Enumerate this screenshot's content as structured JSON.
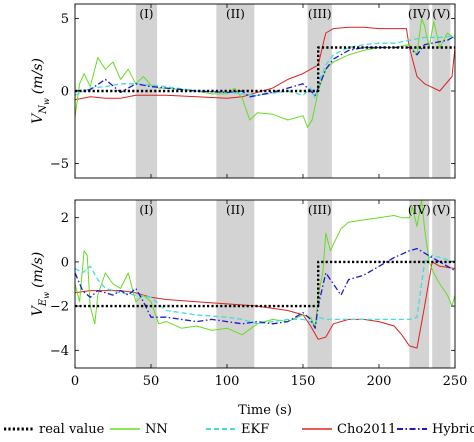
{
  "chart_data": [
    {
      "type": "line",
      "ylabel": "V_{N_w} (m/s)",
      "ylabel_main": "V",
      "ylabel_sub": "N",
      "ylabel_subsub": "w",
      "ylabel_unit": "(m/s)",
      "xlim": [
        0,
        250
      ],
      "ylim": [
        -6,
        6
      ],
      "yticks": [
        -5,
        0,
        5
      ],
      "ytick_labels": [
        "−5",
        "0",
        "5"
      ],
      "regions": [
        {
          "label": "(I)",
          "x0": 40,
          "x1": 54
        },
        {
          "label": "(II)",
          "x0": 93,
          "x1": 118
        },
        {
          "label": "(III)",
          "x0": 153,
          "x1": 169
        },
        {
          "label": "(IV)",
          "x0": 220,
          "x1": 233
        },
        {
          "label": "(V)",
          "x0": 235,
          "x1": 247
        }
      ],
      "series": [
        {
          "name": "real value",
          "x": [
            0,
            160,
            160,
            250
          ],
          "y": [
            0,
            0,
            3,
            3
          ]
        },
        {
          "name": "NN",
          "x": [
            0,
            3,
            6,
            10,
            15,
            20,
            25,
            30,
            35,
            40,
            45,
            50,
            55,
            60,
            70,
            80,
            90,
            100,
            105,
            110,
            115,
            120,
            130,
            140,
            150,
            153,
            156,
            158,
            160,
            165,
            170,
            180,
            190,
            200,
            210,
            220,
            225,
            228,
            230,
            233,
            236,
            240,
            245,
            250
          ],
          "y": [
            -1.8,
            0.5,
            1.2,
            0.3,
            2.3,
            1.5,
            2.0,
            0.8,
            1.5,
            0.5,
            1.0,
            0.4,
            0.2,
            0.2,
            0.1,
            0.0,
            -0.2,
            -0.2,
            0.2,
            -0.5,
            -2.0,
            -1.5,
            -1.6,
            -2.0,
            -1.7,
            -2.5,
            -2.0,
            -1.0,
            0.0,
            1.5,
            2.0,
            2.5,
            2.8,
            3.0,
            3.0,
            3.2,
            2.5,
            5.0,
            4.5,
            3.0,
            4.8,
            3.0,
            4.0,
            3.6
          ]
        },
        {
          "name": "EKF",
          "x": [
            0,
            10,
            20,
            30,
            40,
            50,
            60,
            80,
            100,
            120,
            140,
            150,
            155,
            158,
            160,
            165,
            170,
            180,
            190,
            200,
            210,
            220,
            230,
            240,
            250
          ],
          "y": [
            -0.3,
            0.2,
            0.3,
            0.5,
            0.5,
            0.4,
            0.3,
            0.0,
            -0.1,
            -0.3,
            0.0,
            -0.3,
            0.2,
            -0.5,
            0.5,
            1.8,
            2.5,
            3.0,
            3.2,
            3.3,
            3.3,
            3.5,
            3.7,
            3.7,
            3.8
          ]
        },
        {
          "name": "Cho2011",
          "x": [
            0,
            10,
            20,
            30,
            40,
            50,
            60,
            80,
            100,
            110,
            120,
            130,
            140,
            150,
            160,
            165,
            170,
            180,
            190,
            200,
            210,
            218,
            220,
            225,
            230,
            240,
            248,
            250
          ],
          "y": [
            -0.6,
            -0.4,
            -0.5,
            -0.5,
            -0.3,
            -0.3,
            -0.3,
            -0.4,
            -0.5,
            -0.4,
            -0.1,
            0.2,
            0.8,
            1.2,
            1.8,
            4.0,
            4.3,
            4.4,
            4.4,
            4.3,
            4.3,
            4.3,
            3.0,
            1.0,
            0.5,
            0.0,
            1.0,
            3.0
          ]
        },
        {
          "name": "Hybrid",
          "x": [
            0,
            10,
            20,
            30,
            40,
            50,
            60,
            80,
            100,
            110,
            115,
            130,
            140,
            150,
            158,
            160,
            165,
            170,
            180,
            190,
            200,
            210,
            220,
            225,
            230,
            235,
            240,
            245,
            250
          ],
          "y": [
            0.0,
            0.1,
            0.8,
            -0.1,
            0.5,
            0.3,
            0.2,
            0.0,
            -0.1,
            0.0,
            -0.4,
            -0.1,
            0.2,
            0.5,
            -0.3,
            0.2,
            1.5,
            2.2,
            2.8,
            3.0,
            3.0,
            3.0,
            3.0,
            2.5,
            3.2,
            3.3,
            3.4,
            3.5,
            3.8
          ]
        }
      ]
    },
    {
      "type": "line",
      "xlabel": "Time (s)",
      "ylabel": "V_{E_w} (m/s)",
      "ylabel_main": "V",
      "ylabel_sub": "E",
      "ylabel_subsub": "w",
      "ylabel_unit": "(m/s)",
      "xlim": [
        0,
        250
      ],
      "ylim": [
        -4.8,
        2.8
      ],
      "xticks": [
        0,
        50,
        100,
        150,
        200,
        250
      ],
      "xtick_labels": [
        "0",
        "50",
        "100",
        "150",
        "200",
        "250"
      ],
      "yticks": [
        -4,
        -2,
        0,
        2
      ],
      "ytick_labels": [
        "−4",
        "−2",
        "0",
        "2"
      ],
      "regions": [
        {
          "label": "(I)",
          "x0": 40,
          "x1": 54
        },
        {
          "label": "(II)",
          "x0": 93,
          "x1": 118
        },
        {
          "label": "(III)",
          "x0": 153,
          "x1": 169
        },
        {
          "label": "(IV)",
          "x0": 220,
          "x1": 233
        },
        {
          "label": "(V)",
          "x0": 235,
          "x1": 247
        }
      ],
      "series": [
        {
          "name": "real value",
          "x": [
            0,
            160,
            160,
            250
          ],
          "y": [
            -2,
            -2,
            0,
            0
          ]
        },
        {
          "name": "NN",
          "x": [
            0,
            3,
            6,
            8,
            10,
            13,
            15,
            20,
            25,
            30,
            35,
            40,
            45,
            50,
            55,
            60,
            70,
            80,
            90,
            100,
            110,
            120,
            130,
            140,
            150,
            155,
            158,
            160,
            163,
            165,
            168,
            170,
            175,
            180,
            190,
            200,
            210,
            215,
            220,
            222,
            225,
            228,
            230,
            233,
            236,
            240,
            245,
            248,
            250
          ],
          "y": [
            -1.0,
            -1.8,
            0.5,
            0.3,
            -2.0,
            -2.8,
            -1.5,
            -0.5,
            -1.0,
            -1.2,
            -0.5,
            -1.8,
            -1.5,
            -1.8,
            -2.8,
            -2.7,
            -3.0,
            -2.9,
            -3.1,
            -3.0,
            -3.3,
            -2.8,
            -2.6,
            -2.7,
            -2.4,
            -2.5,
            -3.0,
            -1.5,
            -0.5,
            1.3,
            0.5,
            0.8,
            1.5,
            1.8,
            1.9,
            2.0,
            2.1,
            2.0,
            2.0,
            2.5,
            1.6,
            2.8,
            1.5,
            0.0,
            -0.5,
            -1.0,
            -1.5,
            -2.0,
            -1.5
          ]
        },
        {
          "name": "EKF",
          "x": [
            0,
            5,
            10,
            15,
            20,
            30,
            40,
            50,
            60,
            80,
            100,
            110,
            120,
            130,
            140,
            150,
            158,
            160,
            165,
            170,
            180,
            190,
            200,
            210,
            220,
            225,
            230,
            235,
            240,
            250
          ],
          "y": [
            -0.3,
            -0.5,
            -0.2,
            -0.8,
            -1.2,
            -1.4,
            -1.5,
            -1.6,
            -2.2,
            -2.4,
            -2.5,
            -2.6,
            -2.8,
            -2.7,
            -2.6,
            -2.6,
            -2.8,
            -2.5,
            -2.6,
            -2.6,
            -2.6,
            -2.6,
            -2.6,
            -2.6,
            -2.6,
            -2.5,
            0.0,
            0.3,
            0.2,
            0.0
          ]
        },
        {
          "name": "Cho2011",
          "x": [
            0,
            10,
            20,
            30,
            40,
            50,
            60,
            80,
            100,
            120,
            140,
            150,
            155,
            160,
            165,
            170,
            180,
            190,
            200,
            210,
            215,
            220,
            225,
            230,
            235,
            240,
            250
          ],
          "y": [
            -1.4,
            -1.3,
            -1.3,
            -1.3,
            -1.4,
            -1.6,
            -1.7,
            -1.8,
            -1.9,
            -2.0,
            -2.2,
            -2.4,
            -2.9,
            -3.5,
            -3.4,
            -2.8,
            -2.6,
            -2.6,
            -2.7,
            -2.9,
            -3.3,
            -3.8,
            -3.9,
            -2.0,
            0.0,
            -0.2,
            -0.3
          ]
        },
        {
          "name": "Hybrid",
          "x": [
            0,
            5,
            10,
            15,
            20,
            25,
            30,
            35,
            40,
            45,
            50,
            60,
            70,
            80,
            90,
            100,
            110,
            120,
            130,
            140,
            150,
            155,
            158,
            160,
            165,
            170,
            175,
            180,
            190,
            200,
            210,
            220,
            225,
            230,
            235,
            240,
            245,
            250
          ],
          "y": [
            -0.5,
            -1.3,
            -1.6,
            -1.3,
            -1.4,
            -1.5,
            -1.3,
            -1.5,
            -1.2,
            -1.8,
            -2.5,
            -2.5,
            -2.6,
            -2.7,
            -2.6,
            -2.7,
            -2.8,
            -2.7,
            -2.8,
            -2.7,
            -2.3,
            -2.6,
            -3.0,
            -2.0,
            -0.5,
            -1.0,
            -1.5,
            -0.8,
            -0.6,
            -0.2,
            0.2,
            0.5,
            0.6,
            0.4,
            0.2,
            0.0,
            -0.2,
            -0.4
          ]
        }
      ]
    }
  ],
  "legend": {
    "placement": "bottom",
    "items": [
      {
        "label": "real value",
        "color": "#000000",
        "style": "dotted",
        "width": 2.4
      },
      {
        "label": "NN",
        "color": "#66dd22",
        "style": "solid",
        "width": 1.0
      },
      {
        "label": "EKF",
        "color": "#44dddd",
        "style": "dashed",
        "width": 1.3
      },
      {
        "label": "Cho2011",
        "color": "#dd2222",
        "style": "solid",
        "width": 1.0
      },
      {
        "label": "Hybrid",
        "color": "#1a1acc",
        "style": "dashdot",
        "width": 1.3
      }
    ]
  },
  "colors": {
    "real value": "#000000",
    "NN": "#66dd22",
    "EKF": "#44dddd",
    "Cho2011": "#dd2222",
    "Hybrid": "#1a1acc",
    "region": "#d3d3d3"
  }
}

EXERCISE REQUIREMENTS: Each line that holds the word "style" should be extracted from the records.

FULL SOLUTION:
        "style": "dotted",
        "style": "solid",
        "style": "dashed",
        "style": "solid",
        "style": "dashdot",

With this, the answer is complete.